● SHORT PROBLEM
Output the material below in its entirety, exactly as given.

####

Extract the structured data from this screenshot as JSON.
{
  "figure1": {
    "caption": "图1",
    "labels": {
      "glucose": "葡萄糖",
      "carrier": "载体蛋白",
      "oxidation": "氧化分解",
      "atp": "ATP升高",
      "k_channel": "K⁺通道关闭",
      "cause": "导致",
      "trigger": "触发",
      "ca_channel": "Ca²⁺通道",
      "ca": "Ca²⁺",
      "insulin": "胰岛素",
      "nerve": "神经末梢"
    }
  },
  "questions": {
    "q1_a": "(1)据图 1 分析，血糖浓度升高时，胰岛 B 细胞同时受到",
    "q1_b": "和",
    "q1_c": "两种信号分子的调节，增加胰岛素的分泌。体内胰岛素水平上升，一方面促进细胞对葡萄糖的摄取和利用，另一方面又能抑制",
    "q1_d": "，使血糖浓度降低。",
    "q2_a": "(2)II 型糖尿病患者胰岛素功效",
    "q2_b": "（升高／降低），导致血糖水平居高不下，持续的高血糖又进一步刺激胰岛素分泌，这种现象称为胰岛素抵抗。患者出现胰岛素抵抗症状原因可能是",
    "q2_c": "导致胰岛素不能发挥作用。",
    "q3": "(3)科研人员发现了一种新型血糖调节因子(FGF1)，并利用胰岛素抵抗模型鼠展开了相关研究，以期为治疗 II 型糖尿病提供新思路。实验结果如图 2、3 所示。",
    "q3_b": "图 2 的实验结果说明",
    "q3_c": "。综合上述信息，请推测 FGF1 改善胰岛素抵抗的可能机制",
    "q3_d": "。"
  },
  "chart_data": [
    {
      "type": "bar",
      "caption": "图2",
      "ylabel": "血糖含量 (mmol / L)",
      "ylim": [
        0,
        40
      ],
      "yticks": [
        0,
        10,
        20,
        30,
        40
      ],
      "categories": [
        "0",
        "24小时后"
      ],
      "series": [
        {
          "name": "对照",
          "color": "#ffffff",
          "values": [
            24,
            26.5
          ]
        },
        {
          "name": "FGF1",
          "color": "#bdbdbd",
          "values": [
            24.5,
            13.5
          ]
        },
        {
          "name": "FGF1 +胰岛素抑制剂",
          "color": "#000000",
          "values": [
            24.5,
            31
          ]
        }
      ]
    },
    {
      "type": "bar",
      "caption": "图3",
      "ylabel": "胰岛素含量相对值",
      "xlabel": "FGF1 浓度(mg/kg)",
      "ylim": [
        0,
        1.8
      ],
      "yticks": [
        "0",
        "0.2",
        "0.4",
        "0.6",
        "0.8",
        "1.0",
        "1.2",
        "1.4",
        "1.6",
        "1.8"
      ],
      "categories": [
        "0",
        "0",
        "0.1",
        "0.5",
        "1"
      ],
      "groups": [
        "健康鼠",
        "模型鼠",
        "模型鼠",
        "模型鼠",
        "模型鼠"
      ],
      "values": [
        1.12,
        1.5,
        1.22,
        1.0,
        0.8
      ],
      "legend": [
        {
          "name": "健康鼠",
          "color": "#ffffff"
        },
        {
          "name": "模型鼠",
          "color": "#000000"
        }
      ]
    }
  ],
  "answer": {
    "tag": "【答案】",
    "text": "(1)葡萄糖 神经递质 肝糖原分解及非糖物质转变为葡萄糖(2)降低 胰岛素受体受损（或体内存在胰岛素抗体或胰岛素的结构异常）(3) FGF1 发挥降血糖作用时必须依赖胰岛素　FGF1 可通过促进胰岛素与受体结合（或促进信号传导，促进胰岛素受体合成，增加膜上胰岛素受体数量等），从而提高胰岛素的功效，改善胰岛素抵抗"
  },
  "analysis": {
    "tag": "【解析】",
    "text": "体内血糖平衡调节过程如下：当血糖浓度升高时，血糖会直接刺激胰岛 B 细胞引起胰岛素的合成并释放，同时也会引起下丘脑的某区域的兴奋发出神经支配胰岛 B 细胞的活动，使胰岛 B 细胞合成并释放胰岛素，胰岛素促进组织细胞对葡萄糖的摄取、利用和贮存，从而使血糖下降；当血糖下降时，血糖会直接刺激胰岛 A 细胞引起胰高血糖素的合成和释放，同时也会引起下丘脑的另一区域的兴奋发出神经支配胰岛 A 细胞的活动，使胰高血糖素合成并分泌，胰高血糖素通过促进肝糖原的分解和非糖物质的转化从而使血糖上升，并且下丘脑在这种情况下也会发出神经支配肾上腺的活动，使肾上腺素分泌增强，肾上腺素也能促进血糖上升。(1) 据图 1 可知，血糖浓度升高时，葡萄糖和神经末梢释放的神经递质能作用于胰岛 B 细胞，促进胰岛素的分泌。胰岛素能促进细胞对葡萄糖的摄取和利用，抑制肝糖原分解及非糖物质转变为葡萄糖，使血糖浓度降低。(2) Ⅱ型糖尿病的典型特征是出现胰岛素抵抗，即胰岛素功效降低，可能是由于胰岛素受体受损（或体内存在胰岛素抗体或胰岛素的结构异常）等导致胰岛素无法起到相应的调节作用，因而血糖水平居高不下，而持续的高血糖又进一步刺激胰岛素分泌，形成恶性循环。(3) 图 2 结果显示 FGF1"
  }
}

####

● FULL SOLUTION
Extract the structured data from this screenshot as JSON.
{
  "figure1": {
    "caption": "图1",
    "labels": {
      "glucose": "葡萄糖",
      "carrier": "载体蛋白",
      "oxidation": "氧化分解",
      "atp": "ATP升高",
      "k_channel": "K⁺通道关闭",
      "cause": "导致",
      "trigger": "触发",
      "ca_channel": "Ca²⁺通道",
      "ca": "Ca²⁺",
      "insulin": "胰岛素",
      "nerve": "神经末梢"
    }
  },
  "questions": {
    "q1_a": "(1)据图 1 分析，血糖浓度升高时，胰岛 B 细胞同时受到",
    "q1_b": "和",
    "q1_c": "两种信号分子的调节，增加胰岛素的分泌。体内胰岛素水平上升，一方面促进细胞对葡萄糖的摄取和利用，另一方面又能抑制",
    "q1_d": "，使血糖浓度降低。",
    "q2_a": "(2)II 型糖尿病患者胰岛素功效",
    "q2_b": "（升高／降低），导致血糖水平居高不下，持续的高血糖又进一步刺激胰岛素分泌，这种现象称为胰岛素抵抗。患者出现胰岛素抵抗症状原因可能是",
    "q2_c": "导致胰岛素不能发挥作用。",
    "q3": "(3)科研人员发现了一种新型血糖调节因子(FGF1)，并利用胰岛素抵抗模型鼠展开了相关研究，以期为治疗 II 型糖尿病提供新思路。实验结果如图 2、3 所示。",
    "q3_b": "图 2 的实验结果说明",
    "q3_c": "。综合上述信息，请推测 FGF1 改善胰岛素抵抗的可能机制",
    "q3_d": "。"
  },
  "chart_data": [
    {
      "type": "bar",
      "caption": "图2",
      "ylabel": "血糖含量 (mmol / L)",
      "ylim": [
        0,
        40
      ],
      "yticks": [
        0,
        10,
        20,
        30,
        40
      ],
      "categories": [
        "0",
        "24小时后"
      ],
      "series": [
        {
          "name": "对照",
          "color": "#ffffff",
          "values": [
            24,
            26.5
          ]
        },
        {
          "name": "FGF1",
          "color": "#bdbdbd",
          "values": [
            24.5,
            13.5
          ]
        },
        {
          "name": "FGF1 +胰岛素抑制剂",
          "color": "#000000",
          "values": [
            24.5,
            31
          ]
        }
      ]
    },
    {
      "type": "bar",
      "caption": "图3",
      "ylabel": "胰岛素含量相对值",
      "xlabel": "FGF1 浓度(mg/kg)",
      "ylim": [
        0,
        1.8
      ],
      "yticks": [
        "0",
        "0.2",
        "0.4",
        "0.6",
        "0.8",
        "1.0",
        "1.2",
        "1.4",
        "1.6",
        "1.8"
      ],
      "categories": [
        "0",
        "0",
        "0.1",
        "0.5",
        "1"
      ],
      "groups": [
        "健康鼠",
        "模型鼠",
        "模型鼠",
        "模型鼠",
        "模型鼠"
      ],
      "values": [
        1.12,
        1.5,
        1.22,
        1.0,
        0.8
      ],
      "legend": [
        {
          "name": "健康鼠",
          "color": "#ffffff"
        },
        {
          "name": "模型鼠",
          "color": "#000000"
        }
      ]
    }
  ],
  "answer": {
    "tag": "【答案】",
    "text": "(1)葡萄糖 神经递质 肝糖原分解及非糖物质转变为葡萄糖(2)降低 胰岛素受体受损（或体内存在胰岛素抗体或胰岛素的结构异常）(3) FGF1 发挥降血糖作用时必须依赖胰岛素　FGF1 可通过促进胰岛素与受体结合（或促进信号传导，促进胰岛素受体合成，增加膜上胰岛素受体数量等），从而提高胰岛素的功效，改善胰岛素抵抗"
  },
  "analysis": {
    "tag": "【解析】",
    "text": "体内血糖平衡调节过程如下：当血糖浓度升高时，血糖会直接刺激胰岛 B 细胞引起胰岛素的合成并释放，同时也会引起下丘脑的某区域的兴奋发出神经支配胰岛 B 细胞的活动，使胰岛 B 细胞合成并释放胰岛素，胰岛素促进组织细胞对葡萄糖的摄取、利用和贮存，从而使血糖下降；当血糖下降时，血糖会直接刺激胰岛 A 细胞引起胰高血糖素的合成和释放，同时也会引起下丘脑的另一区域的兴奋发出神经支配胰岛 A 细胞的活动，使胰高血糖素合成并分泌，胰高血糖素通过促进肝糖原的分解和非糖物质的转化从而使血糖上升，并且下丘脑在这种情况下也会发出神经支配肾上腺的活动，使肾上腺素分泌增强，肾上腺素也能促进血糖上升。(1) 据图 1 可知，血糖浓度升高时，葡萄糖和神经末梢释放的神经递质能作用于胰岛 B 细胞，促进胰岛素的分泌。胰岛素能促进细胞对葡萄糖的摄取和利用，抑制肝糖原分解及非糖物质转变为葡萄糖，使血糖浓度降低。(2) Ⅱ型糖尿病的典型特征是出现胰岛素抵抗，即胰岛素功效降低，可能是由于胰岛素受体受损（或体内存在胰岛素抗体或胰岛素的结构异常）等导致胰岛素无法起到相应的调节作用，因而血糖水平居高不下，而持续的高血糖又进一步刺激胰岛素分泌，形成恶性循环。(3) 图 2 结果显示 FGF1"
  }
}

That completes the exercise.